--- begin DATA PROVIDED ---
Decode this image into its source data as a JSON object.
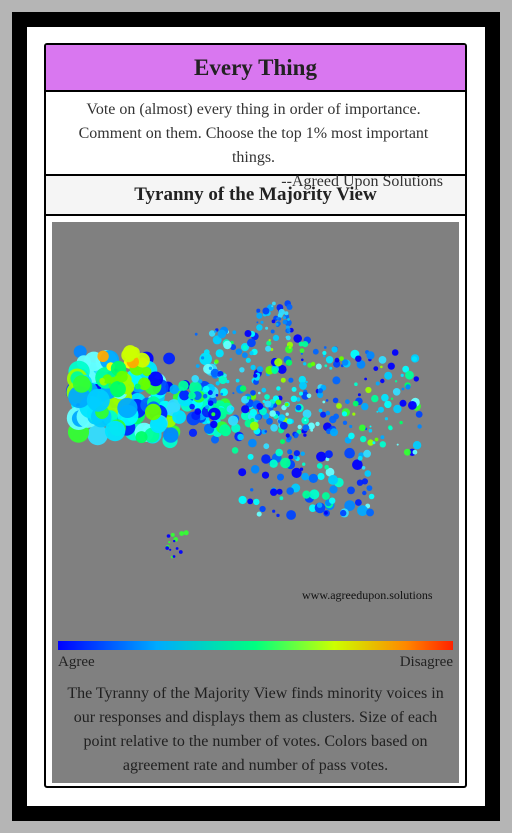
{
  "card": {
    "title": "Every Thing",
    "description": "Vote on (almost) every thing in order of importance. Comment on them. Choose the top 1% most important things.",
    "signature": "--Agreed Upon Solutions",
    "view_title": "Tyranny of the Majority View"
  },
  "visualization": {
    "watermark": "www.agreedupon.solutions",
    "scale_left_label": "Agree",
    "scale_right_label": "Disagree",
    "explanation": "The Tyranny of the Majority View finds minority voices in our responses and displays them as clusters. Size of each point relative to the number of votes. Colors based on agreement rate and number of pass votes.",
    "colors": {
      "agree": "#0000ff",
      "neutral": "#00ff80",
      "disagree": "#ff2200",
      "panel_background": "#808080",
      "title_background": "#d977f0"
    }
  }
}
--- end DATA PROVIDED ---
PROBLEM DETAILS:
Report the number of lines in the entries above that include the word "Majority" and add nothing to it.

ANSWER TO THE EXERCISE:
2